- TASK STATEMENT
Copy out every line in the entries below that includes "values".

- Dataset rows about figures

•••••

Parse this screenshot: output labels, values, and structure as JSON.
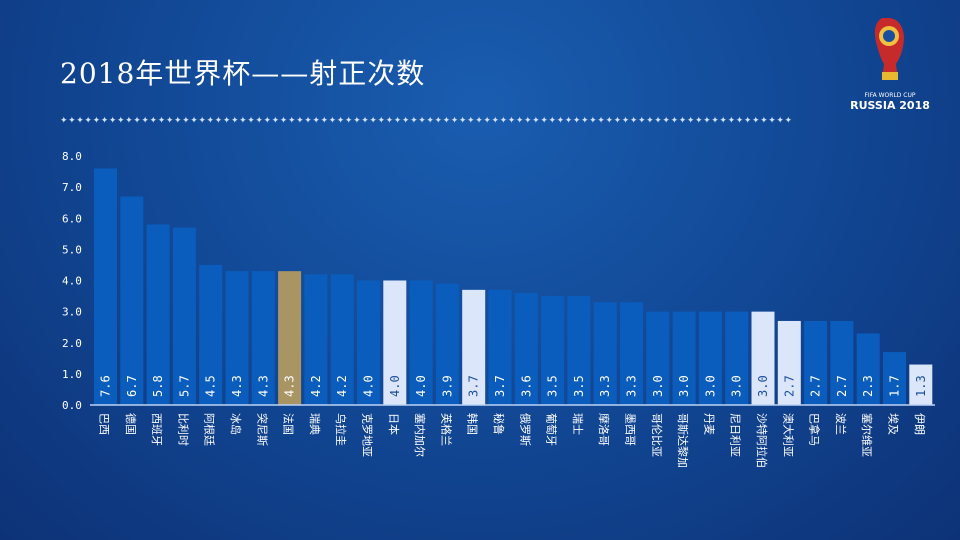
{
  "header": {
    "title": "2018年世界杯——射正次数",
    "separator": "✦✦✦✦✦✦✦✦✦✦✦✦✦✦✦✦✦✦✦✦✦✦✦✦✦✦✦✦✦✦✦✦✦✦✦✦✦✦✦✦✦✦✦✦✦✦✦✦✦✦✦✦✦✦✦✦✦✦✦✦✦✦✦✦✦✦✦✦✦✦✦✦✦✦✦✦✦✦✦✦✦✦✦✦✦✦✦✦✦✦"
  },
  "logo": {
    "line1": "FIFA WORLD CUP",
    "line2": "RUSSIA 2018"
  },
  "chart_data": {
    "type": "bar",
    "title": "2018年世界杯——射正次数",
    "xlabel": "",
    "ylabel": "",
    "ylim": [
      0,
      8
    ],
    "yticks": [
      "0.0",
      "1.0",
      "2.0",
      "3.0",
      "4.0",
      "5.0",
      "6.0",
      "7.0",
      "8.0"
    ],
    "categories": [
      "巴西",
      "德国",
      "西班牙",
      "比利时",
      "阿根廷",
      "冰岛",
      "突尼斯",
      "法国",
      "瑞典",
      "乌拉圭",
      "克罗地亚",
      "日本",
      "塞内加尔",
      "英格兰",
      "韩国",
      "秘鲁",
      "俄罗斯",
      "葡萄牙",
      "瑞士",
      "摩洛哥",
      "墨西哥",
      "哥伦比亚",
      "哥斯达黎加",
      "丹麦",
      "尼日利亚",
      "沙特阿拉伯",
      "澳大利亚",
      "巴拿马",
      "波兰",
      "塞尔维亚",
      "埃及",
      "伊朗"
    ],
    "values": [
      7.6,
      6.7,
      5.8,
      5.7,
      4.5,
      4.3,
      4.3,
      4.3,
      4.2,
      4.2,
      4.0,
      4.0,
      4.0,
      3.9,
      3.7,
      3.7,
      3.6,
      3.5,
      3.5,
      3.3,
      3.3,
      3.0,
      3.0,
      3.0,
      3.0,
      3.0,
      2.7,
      2.7,
      2.7,
      2.3,
      1.7,
      1.3
    ],
    "highlight": {
      "法国": "#a89563",
      "日本": "#dce6fb",
      "韩国": "#dce6fb",
      "沙特阿拉伯": "#dce6fb",
      "澳大利亚": "#dce6fb",
      "伊朗": "#dce6fb"
    },
    "bar_color": "#0a5dbd"
  }
}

•••••

- RESULT OF THIS TASK
Parse this screenshot: output labels, values, and structure as JSON.
    "values": [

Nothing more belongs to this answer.